## Written task
In the copy, include every entry exactly but none of the images.

## Given data

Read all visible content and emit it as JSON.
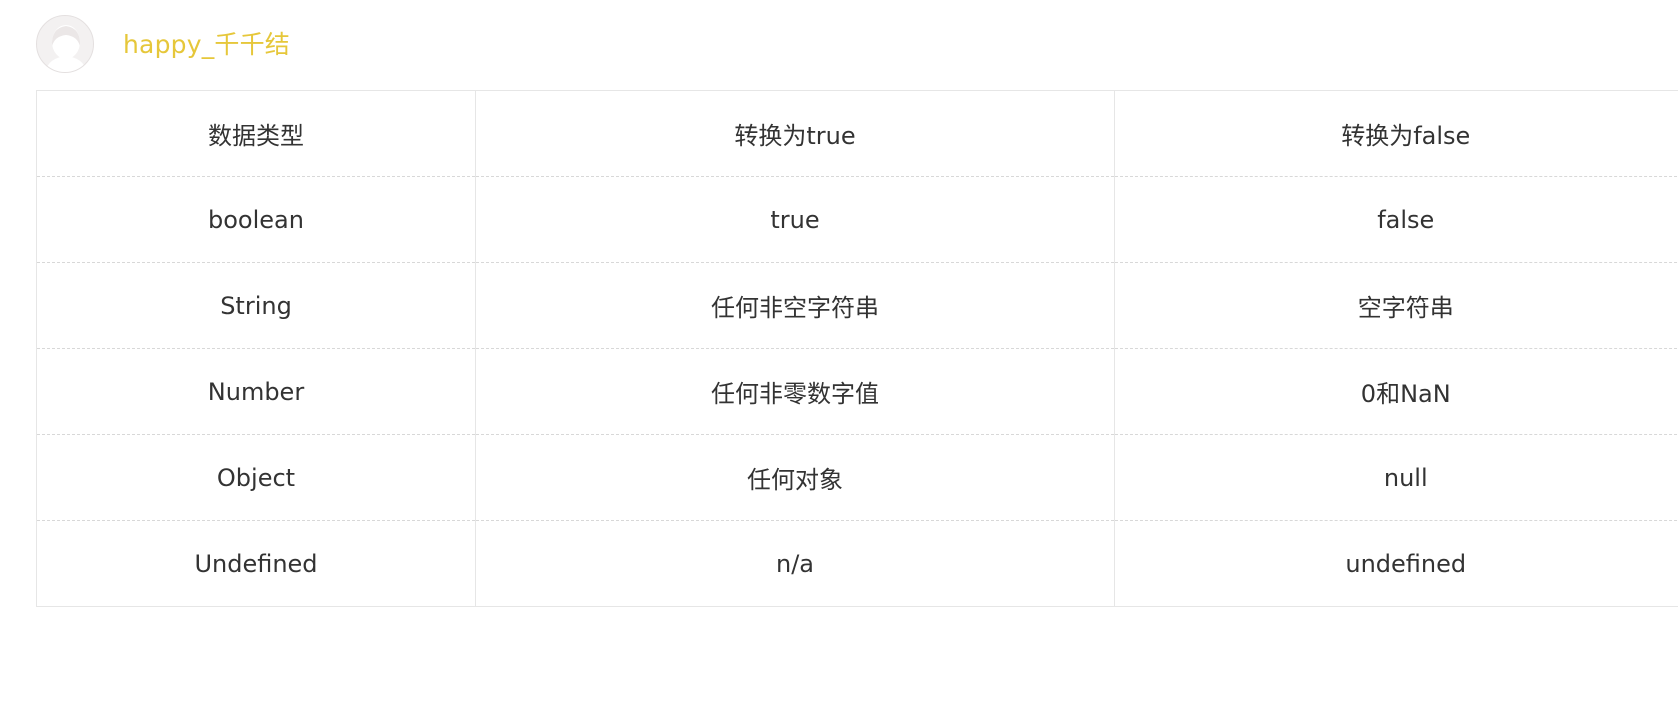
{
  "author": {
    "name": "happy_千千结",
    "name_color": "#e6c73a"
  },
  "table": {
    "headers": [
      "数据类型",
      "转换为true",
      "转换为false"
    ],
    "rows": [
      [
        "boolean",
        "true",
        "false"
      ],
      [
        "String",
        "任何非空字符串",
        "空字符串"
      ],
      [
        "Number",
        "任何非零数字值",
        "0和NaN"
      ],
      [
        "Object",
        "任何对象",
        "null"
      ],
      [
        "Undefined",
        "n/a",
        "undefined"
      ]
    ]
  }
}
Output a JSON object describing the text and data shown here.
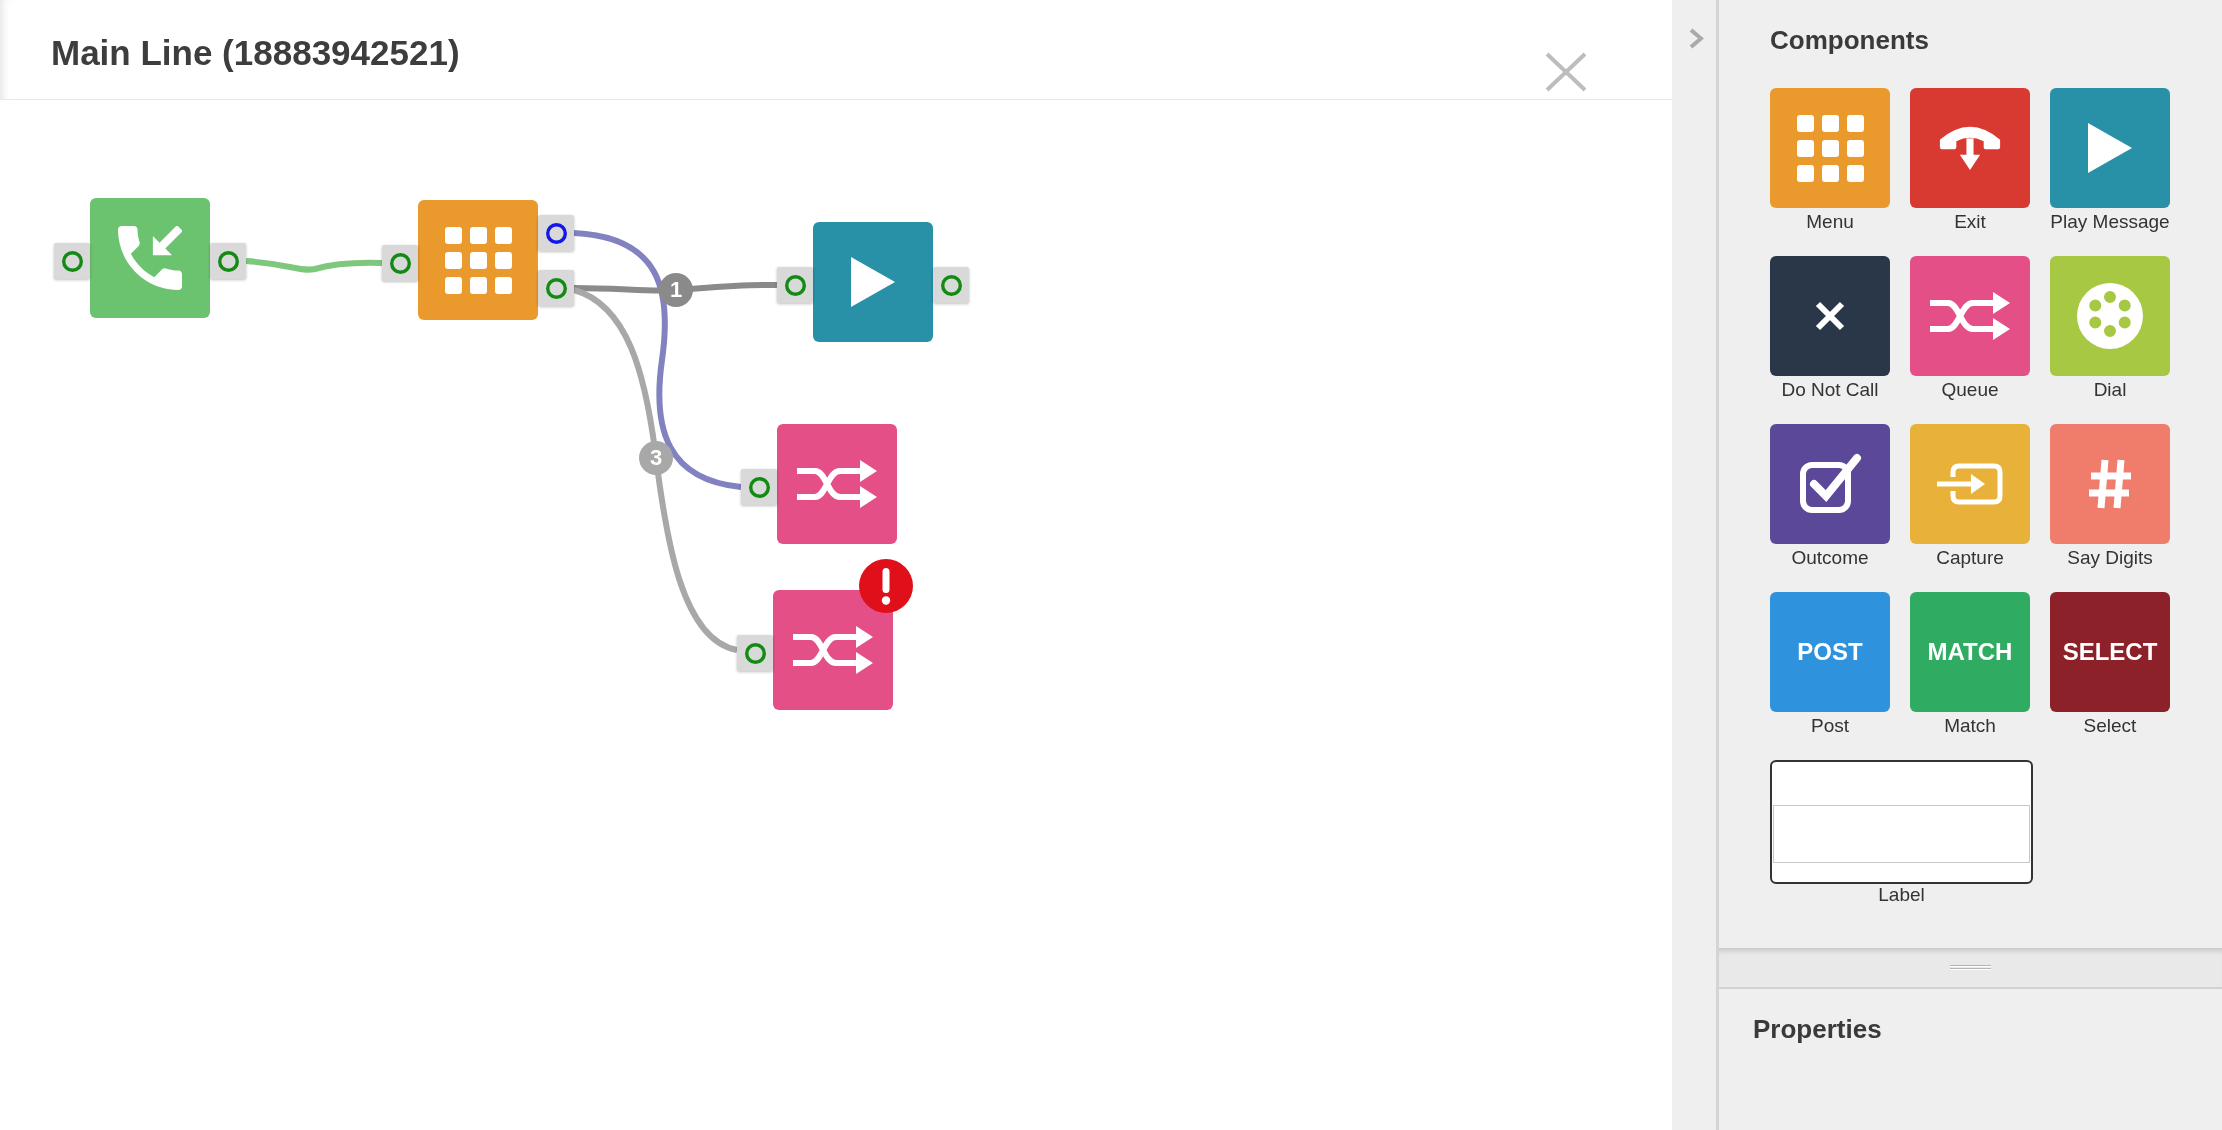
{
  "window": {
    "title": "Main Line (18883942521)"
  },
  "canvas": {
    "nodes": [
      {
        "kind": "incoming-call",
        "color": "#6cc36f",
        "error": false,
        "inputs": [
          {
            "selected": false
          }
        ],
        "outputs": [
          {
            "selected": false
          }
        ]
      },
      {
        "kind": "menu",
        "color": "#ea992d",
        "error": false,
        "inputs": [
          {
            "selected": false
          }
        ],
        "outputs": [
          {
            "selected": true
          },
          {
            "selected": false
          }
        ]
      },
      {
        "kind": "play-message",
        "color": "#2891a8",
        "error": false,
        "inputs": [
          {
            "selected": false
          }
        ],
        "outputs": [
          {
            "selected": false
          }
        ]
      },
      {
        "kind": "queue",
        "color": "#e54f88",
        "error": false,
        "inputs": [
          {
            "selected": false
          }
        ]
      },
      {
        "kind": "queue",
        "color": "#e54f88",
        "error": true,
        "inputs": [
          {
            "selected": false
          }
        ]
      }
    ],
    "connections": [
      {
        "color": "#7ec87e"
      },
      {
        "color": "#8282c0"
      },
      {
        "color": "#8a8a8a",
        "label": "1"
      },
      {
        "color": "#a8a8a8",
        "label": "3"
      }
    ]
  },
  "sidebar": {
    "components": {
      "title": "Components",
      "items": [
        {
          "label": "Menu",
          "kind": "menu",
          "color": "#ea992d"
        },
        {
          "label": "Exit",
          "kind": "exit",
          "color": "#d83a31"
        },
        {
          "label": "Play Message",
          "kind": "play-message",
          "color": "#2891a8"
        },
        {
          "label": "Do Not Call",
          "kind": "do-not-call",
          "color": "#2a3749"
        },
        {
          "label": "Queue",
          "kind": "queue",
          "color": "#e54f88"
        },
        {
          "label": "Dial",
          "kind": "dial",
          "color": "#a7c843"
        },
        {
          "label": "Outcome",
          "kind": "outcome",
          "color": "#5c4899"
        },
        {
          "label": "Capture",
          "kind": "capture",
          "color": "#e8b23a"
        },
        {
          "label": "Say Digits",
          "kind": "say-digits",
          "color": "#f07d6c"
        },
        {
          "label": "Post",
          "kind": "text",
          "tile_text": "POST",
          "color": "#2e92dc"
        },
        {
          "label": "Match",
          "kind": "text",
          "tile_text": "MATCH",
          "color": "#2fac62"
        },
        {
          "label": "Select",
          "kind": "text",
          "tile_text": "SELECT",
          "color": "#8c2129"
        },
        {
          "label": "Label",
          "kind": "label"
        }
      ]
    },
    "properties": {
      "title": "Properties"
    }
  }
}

## Full answer
Read all visible content and emit it as JSON.
{
  "author": {
    "name": "happy_千千结",
    "name_color": "#e6c73a"
  },
  "table": {
    "headers": [
      "数据类型",
      "转换为true",
      "转换为false"
    ],
    "rows": [
      [
        "boolean",
        "true",
        "false"
      ],
      [
        "String",
        "任何非空字符串",
        "空字符串"
      ],
      [
        "Number",
        "任何非零数字值",
        "0和NaN"
      ],
      [
        "Object",
        "任何对象",
        "null"
      ],
      [
        "Undefined",
        "n/a",
        "undefined"
      ]
    ]
  }
}
Output a JSON object describing the text and data shown here.
{
  "window": {
    "title": "Main Line (18883942521)"
  },
  "canvas": {
    "nodes": [
      {
        "kind": "incoming-call",
        "color": "#6cc36f",
        "error": false,
        "inputs": [
          {
            "selected": false
          }
        ],
        "outputs": [
          {
            "selected": false
          }
        ]
      },
      {
        "kind": "menu",
        "color": "#ea992d",
        "error": false,
        "inputs": [
          {
            "selected": false
          }
        ],
        "outputs": [
          {
            "selected": true
          },
          {
            "selected": false
          }
        ]
      },
      {
        "kind": "play-message",
        "color": "#2891a8",
        "error": false,
        "inputs": [
          {
            "selected": false
          }
        ],
        "outputs": [
          {
            "selected": false
          }
        ]
      },
      {
        "kind": "queue",
        "color": "#e54f88",
        "error": false,
        "inputs": [
          {
            "selected": false
          }
        ]
      },
      {
        "kind": "queue",
        "color": "#e54f88",
        "error": true,
        "inputs": [
          {
            "selected": false
          }
        ]
      }
    ],
    "connections": [
      {
        "color": "#7ec87e"
      },
      {
        "color": "#8282c0"
      },
      {
        "color": "#8a8a8a",
        "label": "1"
      },
      {
        "color": "#a8a8a8",
        "label": "3"
      }
    ]
  },
  "sidebar": {
    "components": {
      "title": "Components",
      "items": [
        {
          "label": "Menu",
          "kind": "menu",
          "color": "#ea992d"
        },
        {
          "label": "Exit",
          "kind": "exit",
          "color": "#d83a31"
        },
        {
          "label": "Play Message",
          "kind": "play-message",
          "color": "#2891a8"
        },
        {
          "label": "Do Not Call",
          "kind": "do-not-call",
          "color": "#2a3749"
        },
        {
          "label": "Queue",
          "kind": "queue",
          "color": "#e54f88"
        },
        {
          "label": "Dial",
          "kind": "dial",
          "color": "#a7c843"
        },
        {
          "label": "Outcome",
          "kind": "outcome",
          "color": "#5c4899"
        },
        {
          "label": "Capture",
          "kind": "capture",
          "color": "#e8b23a"
        },
        {
          "label": "Say Digits",
          "kind": "say-digits",
          "color": "#f07d6c"
        },
        {
          "label": "Post",
          "kind": "text",
          "tile_text": "POST",
          "color": "#2e92dc"
        },
        {
          "label": "Match",
          "kind": "text",
          "tile_text": "MATCH",
          "color": "#2fac62"
        },
        {
          "label": "Select",
          "kind": "text",
          "tile_text": "SELECT",
          "color": "#8c2129"
        },
        {
          "label": "Label",
          "kind": "label"
        }
      ]
    },
    "properties": {
      "title": "Properties"
    }
  }
}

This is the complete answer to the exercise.